--- Start of Records for this task ---

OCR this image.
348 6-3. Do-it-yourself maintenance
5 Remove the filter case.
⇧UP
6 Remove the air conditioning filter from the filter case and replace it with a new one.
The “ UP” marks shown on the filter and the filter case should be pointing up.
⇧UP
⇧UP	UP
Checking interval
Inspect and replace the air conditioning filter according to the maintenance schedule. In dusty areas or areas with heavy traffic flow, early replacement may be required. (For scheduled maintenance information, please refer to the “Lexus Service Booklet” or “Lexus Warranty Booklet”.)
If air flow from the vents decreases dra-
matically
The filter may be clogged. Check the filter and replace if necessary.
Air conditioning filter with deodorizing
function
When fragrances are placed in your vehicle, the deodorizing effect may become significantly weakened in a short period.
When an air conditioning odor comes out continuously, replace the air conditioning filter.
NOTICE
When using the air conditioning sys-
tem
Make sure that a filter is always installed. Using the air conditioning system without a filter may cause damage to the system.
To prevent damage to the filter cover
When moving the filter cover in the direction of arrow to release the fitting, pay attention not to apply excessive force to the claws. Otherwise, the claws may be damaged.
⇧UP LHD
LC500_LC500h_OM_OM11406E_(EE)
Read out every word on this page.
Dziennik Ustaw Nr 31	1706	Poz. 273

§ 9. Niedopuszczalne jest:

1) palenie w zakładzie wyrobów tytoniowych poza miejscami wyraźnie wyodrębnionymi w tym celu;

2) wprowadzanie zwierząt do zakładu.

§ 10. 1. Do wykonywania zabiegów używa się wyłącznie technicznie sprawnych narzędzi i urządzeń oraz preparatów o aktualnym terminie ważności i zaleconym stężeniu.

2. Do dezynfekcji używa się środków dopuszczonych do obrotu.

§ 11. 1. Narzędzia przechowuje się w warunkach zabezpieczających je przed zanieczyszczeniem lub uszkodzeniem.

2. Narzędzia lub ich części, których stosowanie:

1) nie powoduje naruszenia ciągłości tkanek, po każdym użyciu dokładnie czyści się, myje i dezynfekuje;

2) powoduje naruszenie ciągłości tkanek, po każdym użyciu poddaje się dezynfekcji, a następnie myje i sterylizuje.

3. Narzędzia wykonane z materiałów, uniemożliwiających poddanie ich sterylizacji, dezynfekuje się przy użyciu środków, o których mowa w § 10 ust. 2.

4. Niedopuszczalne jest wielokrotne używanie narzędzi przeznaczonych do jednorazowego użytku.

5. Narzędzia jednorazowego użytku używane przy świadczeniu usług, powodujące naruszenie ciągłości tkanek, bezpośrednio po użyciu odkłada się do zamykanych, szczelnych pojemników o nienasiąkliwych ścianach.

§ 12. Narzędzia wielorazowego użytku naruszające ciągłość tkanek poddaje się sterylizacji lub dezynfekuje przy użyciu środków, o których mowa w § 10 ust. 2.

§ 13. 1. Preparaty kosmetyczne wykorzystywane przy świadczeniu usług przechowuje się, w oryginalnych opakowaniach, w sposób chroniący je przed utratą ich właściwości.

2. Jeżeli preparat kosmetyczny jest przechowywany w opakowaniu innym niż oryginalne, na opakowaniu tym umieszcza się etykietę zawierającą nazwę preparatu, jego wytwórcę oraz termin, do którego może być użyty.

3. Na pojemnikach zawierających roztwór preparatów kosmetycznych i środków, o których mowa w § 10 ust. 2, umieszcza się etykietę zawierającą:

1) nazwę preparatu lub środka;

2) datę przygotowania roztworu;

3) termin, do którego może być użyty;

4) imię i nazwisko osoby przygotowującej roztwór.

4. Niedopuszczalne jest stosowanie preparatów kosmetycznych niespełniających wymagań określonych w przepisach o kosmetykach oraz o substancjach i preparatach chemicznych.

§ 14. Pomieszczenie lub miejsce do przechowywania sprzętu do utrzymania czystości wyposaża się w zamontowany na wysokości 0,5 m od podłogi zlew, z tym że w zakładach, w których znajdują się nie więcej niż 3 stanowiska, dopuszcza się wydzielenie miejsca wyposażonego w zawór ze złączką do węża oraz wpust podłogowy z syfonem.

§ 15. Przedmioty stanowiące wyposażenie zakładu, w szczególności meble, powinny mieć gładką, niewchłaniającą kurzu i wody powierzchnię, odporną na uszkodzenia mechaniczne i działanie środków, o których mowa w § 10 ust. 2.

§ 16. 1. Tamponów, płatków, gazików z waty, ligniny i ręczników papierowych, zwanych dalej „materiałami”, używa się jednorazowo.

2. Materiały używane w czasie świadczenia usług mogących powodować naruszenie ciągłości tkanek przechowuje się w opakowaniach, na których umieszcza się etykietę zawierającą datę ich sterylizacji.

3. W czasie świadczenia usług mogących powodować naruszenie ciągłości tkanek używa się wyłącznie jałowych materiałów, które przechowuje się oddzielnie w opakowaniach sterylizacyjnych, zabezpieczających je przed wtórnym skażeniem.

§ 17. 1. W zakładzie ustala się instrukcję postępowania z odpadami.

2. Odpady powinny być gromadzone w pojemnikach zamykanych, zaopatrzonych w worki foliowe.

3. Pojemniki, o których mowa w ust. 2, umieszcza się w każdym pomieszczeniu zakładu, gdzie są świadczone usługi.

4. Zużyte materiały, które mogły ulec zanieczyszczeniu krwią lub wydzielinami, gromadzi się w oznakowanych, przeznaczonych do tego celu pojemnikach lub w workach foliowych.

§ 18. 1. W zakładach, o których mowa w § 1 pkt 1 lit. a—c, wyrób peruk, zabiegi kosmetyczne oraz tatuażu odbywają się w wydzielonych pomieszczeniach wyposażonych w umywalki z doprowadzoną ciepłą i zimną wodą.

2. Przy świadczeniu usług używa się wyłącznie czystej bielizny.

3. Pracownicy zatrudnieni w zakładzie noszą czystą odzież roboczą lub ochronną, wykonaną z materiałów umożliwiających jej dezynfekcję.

--- End of Records for this task ---

• _Problem to solve_
Among the lines of the material, find those that hold the word "deodorizing" and copy them.

• _Expected answer_
Air conditioning filter with deodorizing
When fragrances are placed in your vehicle, the deodorizing effect may become significantly weakened in a short period.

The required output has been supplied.